Collected data:
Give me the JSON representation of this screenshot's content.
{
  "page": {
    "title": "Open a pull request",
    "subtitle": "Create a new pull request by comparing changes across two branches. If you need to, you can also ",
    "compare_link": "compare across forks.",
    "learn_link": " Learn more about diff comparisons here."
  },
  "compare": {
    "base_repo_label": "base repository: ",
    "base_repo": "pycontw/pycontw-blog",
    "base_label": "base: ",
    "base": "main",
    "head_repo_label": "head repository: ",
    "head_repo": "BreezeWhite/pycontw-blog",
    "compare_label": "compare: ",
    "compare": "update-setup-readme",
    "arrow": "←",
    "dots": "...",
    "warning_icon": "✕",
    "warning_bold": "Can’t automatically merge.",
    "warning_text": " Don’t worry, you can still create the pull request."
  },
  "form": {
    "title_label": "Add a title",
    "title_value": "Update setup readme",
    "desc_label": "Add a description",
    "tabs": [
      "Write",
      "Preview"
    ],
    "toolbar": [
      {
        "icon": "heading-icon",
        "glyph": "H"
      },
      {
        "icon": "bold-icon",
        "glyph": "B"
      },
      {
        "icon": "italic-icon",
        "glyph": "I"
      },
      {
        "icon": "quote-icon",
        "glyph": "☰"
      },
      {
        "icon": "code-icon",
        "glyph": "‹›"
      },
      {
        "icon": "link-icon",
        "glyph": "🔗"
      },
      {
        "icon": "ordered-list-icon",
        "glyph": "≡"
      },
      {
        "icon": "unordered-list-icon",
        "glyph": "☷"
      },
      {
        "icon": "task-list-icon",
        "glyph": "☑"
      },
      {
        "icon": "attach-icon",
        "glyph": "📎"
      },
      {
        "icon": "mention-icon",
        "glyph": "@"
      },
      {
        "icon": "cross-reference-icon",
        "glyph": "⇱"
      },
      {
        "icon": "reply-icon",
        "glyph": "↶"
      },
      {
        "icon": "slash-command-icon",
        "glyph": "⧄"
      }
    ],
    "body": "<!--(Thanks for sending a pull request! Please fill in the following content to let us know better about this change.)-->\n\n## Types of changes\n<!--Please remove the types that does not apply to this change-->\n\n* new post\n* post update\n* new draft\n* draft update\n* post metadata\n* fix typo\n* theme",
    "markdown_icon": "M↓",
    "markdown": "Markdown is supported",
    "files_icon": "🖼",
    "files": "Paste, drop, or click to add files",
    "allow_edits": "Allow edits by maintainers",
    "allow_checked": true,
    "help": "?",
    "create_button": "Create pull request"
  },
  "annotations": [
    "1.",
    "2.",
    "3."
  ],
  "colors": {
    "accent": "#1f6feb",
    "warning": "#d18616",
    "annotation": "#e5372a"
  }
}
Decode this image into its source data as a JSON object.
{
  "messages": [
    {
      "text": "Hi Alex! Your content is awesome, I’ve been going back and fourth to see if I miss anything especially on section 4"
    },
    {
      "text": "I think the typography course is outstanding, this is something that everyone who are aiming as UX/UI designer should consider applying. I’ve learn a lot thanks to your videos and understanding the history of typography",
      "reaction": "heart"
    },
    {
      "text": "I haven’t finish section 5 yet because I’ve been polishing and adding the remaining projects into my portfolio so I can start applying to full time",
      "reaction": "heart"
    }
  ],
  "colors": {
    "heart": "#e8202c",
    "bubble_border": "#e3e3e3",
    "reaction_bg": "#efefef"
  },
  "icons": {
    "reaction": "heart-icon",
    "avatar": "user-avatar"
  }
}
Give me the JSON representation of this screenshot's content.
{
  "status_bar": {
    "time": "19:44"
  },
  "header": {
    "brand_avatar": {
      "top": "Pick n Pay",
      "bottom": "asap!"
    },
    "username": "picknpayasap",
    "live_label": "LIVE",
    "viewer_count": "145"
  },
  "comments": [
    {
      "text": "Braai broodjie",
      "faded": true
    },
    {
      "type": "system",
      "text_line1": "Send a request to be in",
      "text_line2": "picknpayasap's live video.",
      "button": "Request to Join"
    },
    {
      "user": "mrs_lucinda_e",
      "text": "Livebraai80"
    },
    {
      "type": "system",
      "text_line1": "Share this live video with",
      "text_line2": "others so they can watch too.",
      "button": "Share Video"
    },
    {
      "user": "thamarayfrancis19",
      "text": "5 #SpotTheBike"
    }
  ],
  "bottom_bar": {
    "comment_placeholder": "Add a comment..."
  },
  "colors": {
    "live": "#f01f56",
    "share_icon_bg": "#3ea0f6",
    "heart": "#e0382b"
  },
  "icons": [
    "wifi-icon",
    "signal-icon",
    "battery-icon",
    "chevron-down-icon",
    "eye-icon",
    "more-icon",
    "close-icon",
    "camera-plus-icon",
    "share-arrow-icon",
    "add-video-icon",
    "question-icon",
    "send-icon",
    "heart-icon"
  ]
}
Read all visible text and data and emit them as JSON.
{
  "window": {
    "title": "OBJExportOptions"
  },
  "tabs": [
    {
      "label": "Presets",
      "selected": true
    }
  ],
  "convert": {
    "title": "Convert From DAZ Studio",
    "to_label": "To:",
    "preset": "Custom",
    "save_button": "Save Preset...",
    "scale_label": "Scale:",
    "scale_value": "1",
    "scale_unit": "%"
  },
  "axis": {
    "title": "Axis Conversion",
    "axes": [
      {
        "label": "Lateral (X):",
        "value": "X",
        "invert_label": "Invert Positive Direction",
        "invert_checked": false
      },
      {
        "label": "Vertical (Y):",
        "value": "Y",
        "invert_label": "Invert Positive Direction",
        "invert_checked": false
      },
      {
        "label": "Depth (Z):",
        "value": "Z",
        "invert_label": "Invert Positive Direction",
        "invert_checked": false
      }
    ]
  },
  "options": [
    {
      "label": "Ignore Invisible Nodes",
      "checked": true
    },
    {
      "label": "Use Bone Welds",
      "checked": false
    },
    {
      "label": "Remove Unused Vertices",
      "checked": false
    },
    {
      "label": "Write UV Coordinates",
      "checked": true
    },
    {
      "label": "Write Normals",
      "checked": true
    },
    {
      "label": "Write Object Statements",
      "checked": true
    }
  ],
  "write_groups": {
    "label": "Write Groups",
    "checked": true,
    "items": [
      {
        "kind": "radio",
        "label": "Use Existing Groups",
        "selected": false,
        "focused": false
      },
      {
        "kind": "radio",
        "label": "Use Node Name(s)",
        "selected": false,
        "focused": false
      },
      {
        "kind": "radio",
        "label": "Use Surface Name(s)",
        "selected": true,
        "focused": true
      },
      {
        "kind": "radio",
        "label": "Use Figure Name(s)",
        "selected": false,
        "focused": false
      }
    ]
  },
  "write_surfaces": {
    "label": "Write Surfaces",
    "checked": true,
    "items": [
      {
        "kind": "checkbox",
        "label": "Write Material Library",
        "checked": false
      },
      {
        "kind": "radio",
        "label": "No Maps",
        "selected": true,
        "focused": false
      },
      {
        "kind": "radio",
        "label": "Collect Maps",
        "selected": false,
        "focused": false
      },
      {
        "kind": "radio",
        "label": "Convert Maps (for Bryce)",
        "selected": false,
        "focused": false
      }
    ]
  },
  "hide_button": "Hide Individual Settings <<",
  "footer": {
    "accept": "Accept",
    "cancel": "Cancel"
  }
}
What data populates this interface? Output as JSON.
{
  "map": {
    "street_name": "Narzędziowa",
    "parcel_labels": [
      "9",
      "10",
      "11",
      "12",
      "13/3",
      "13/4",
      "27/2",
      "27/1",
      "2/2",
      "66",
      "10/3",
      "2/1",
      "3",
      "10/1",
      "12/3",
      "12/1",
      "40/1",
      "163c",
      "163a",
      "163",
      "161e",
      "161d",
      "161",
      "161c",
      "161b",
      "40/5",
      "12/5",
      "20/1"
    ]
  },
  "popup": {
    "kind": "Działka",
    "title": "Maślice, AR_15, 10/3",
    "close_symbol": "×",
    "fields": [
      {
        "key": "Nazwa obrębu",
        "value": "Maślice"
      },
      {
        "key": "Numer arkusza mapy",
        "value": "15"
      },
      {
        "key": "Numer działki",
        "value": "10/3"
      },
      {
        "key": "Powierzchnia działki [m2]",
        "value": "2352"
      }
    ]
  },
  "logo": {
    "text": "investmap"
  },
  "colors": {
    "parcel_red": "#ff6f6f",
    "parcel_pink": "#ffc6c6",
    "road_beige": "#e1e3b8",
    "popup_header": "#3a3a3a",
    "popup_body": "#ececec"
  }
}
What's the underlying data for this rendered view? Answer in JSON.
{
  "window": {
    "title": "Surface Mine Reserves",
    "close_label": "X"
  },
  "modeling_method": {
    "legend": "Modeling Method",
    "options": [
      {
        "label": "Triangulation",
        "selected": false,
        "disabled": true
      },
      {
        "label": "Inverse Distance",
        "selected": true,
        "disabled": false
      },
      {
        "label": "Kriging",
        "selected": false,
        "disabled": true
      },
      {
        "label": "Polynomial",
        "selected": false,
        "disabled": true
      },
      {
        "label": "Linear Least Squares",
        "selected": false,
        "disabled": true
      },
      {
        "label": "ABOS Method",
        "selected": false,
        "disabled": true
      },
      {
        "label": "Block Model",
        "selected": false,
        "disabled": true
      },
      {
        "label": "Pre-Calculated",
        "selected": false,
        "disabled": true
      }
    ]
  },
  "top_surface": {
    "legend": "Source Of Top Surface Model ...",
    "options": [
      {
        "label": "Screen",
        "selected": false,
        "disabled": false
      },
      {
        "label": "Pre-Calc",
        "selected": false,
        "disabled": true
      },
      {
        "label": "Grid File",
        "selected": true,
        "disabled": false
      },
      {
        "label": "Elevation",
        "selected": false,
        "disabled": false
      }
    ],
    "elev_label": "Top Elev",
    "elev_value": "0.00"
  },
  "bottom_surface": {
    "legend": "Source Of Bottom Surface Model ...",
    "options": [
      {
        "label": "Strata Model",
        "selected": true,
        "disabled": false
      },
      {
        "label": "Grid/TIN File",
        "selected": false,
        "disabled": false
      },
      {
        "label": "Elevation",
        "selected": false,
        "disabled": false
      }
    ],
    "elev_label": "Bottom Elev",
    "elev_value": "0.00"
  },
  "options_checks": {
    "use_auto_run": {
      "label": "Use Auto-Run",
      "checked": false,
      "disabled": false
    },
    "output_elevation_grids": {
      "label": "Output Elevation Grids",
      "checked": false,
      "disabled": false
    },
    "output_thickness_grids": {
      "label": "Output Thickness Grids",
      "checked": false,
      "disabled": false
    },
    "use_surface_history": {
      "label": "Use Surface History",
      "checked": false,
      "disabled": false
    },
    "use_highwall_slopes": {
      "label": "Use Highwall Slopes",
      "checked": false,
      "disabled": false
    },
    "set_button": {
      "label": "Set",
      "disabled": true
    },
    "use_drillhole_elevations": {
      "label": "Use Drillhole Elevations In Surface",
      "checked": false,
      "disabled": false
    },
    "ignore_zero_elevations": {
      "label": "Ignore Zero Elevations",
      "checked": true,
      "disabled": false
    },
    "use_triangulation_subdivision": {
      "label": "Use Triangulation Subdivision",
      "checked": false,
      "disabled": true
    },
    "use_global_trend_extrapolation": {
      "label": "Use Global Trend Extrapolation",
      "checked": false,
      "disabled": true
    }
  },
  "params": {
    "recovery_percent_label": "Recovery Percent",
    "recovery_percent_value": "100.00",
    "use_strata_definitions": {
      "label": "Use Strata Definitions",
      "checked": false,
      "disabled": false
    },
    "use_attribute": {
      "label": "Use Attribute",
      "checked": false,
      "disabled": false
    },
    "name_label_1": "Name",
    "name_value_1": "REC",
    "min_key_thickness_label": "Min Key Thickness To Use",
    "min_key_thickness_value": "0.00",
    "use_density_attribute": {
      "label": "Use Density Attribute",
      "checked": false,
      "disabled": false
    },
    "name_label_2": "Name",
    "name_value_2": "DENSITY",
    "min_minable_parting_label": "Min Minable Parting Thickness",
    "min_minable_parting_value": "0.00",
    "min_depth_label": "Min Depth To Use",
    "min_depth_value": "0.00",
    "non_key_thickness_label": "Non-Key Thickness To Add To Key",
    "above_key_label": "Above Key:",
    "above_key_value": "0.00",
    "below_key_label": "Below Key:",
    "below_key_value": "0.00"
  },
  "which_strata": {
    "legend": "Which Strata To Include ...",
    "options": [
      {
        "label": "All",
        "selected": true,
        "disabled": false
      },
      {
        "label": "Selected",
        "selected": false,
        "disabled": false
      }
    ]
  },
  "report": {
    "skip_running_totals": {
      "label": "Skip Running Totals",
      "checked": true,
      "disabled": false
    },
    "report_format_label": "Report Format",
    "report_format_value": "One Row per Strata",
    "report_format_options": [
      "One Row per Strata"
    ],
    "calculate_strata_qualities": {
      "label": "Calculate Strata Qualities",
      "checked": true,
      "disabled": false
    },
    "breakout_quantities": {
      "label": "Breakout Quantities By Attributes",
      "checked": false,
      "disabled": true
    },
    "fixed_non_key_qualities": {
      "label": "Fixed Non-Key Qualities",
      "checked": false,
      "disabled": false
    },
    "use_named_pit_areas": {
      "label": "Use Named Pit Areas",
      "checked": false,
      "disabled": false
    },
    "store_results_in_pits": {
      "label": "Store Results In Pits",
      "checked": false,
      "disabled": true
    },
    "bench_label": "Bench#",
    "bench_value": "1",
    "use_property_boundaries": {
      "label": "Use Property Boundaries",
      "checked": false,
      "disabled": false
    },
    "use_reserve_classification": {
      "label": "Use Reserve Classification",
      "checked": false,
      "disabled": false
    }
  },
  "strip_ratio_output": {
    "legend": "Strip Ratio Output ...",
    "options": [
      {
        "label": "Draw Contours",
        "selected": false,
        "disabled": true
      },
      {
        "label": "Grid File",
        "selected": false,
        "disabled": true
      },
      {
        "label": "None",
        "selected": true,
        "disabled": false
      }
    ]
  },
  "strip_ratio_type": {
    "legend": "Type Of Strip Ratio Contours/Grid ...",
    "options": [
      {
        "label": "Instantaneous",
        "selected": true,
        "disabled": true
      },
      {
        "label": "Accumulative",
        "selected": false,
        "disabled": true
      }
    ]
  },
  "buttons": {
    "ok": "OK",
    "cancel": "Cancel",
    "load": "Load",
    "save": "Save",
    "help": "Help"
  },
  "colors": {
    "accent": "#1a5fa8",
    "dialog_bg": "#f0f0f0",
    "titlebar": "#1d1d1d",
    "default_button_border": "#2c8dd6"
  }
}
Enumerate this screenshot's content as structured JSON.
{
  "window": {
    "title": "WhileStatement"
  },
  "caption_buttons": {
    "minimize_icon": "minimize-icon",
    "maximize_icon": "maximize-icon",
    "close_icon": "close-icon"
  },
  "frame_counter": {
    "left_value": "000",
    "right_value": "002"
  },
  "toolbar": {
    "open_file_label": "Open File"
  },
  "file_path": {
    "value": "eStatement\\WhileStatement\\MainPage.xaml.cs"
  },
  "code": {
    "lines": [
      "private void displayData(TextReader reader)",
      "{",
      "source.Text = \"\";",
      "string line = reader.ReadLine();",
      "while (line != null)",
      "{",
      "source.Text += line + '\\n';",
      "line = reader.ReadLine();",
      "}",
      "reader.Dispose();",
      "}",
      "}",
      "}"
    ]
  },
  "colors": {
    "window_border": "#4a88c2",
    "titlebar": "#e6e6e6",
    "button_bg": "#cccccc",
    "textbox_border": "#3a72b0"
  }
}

**What is asked**
Nothing but the lines from the one with "Enumerate this screenshot's" through the end of the data above should be repeated, each exactly as it stands.

**Response for this exercise**
Enumerate this screenshot's content as structured JSON.
{
  "window": {
    "title": "WhileStatement"
  },
  "caption_buttons": {
    "minimize_icon": "minimize-icon",
    "maximize_icon": "maximize-icon",
    "close_icon": "close-icon"
  },
  "frame_counter": {
    "left_value": "000",
    "right_value": "002"
  },
  "toolbar": {
    "open_file_label": "Open File"
  },
  "file_path": {
    "value": "eStatement\\WhileStatement\\MainPage.xaml.cs"
  },
  "code": {
    "lines": [
      "private void displayData(TextReader reader)",
      "{",
      "source.Text = \"\";",
      "string line = reader.ReadLine();",
      "while (line != null)",
      "{",
      "source.Text += line + '\\n';",
      "line = reader.ReadLine();",
      "}",
      "reader.Dispose();",
      "}",
      "}",
      "}"
    ]
  },
  "colors": {
    "window_border": "#4a88c2",
    "titlebar": "#e6e6e6",
    "button_bg": "#cccccc",
    "textbox_border": "#3a72b0"
  }
}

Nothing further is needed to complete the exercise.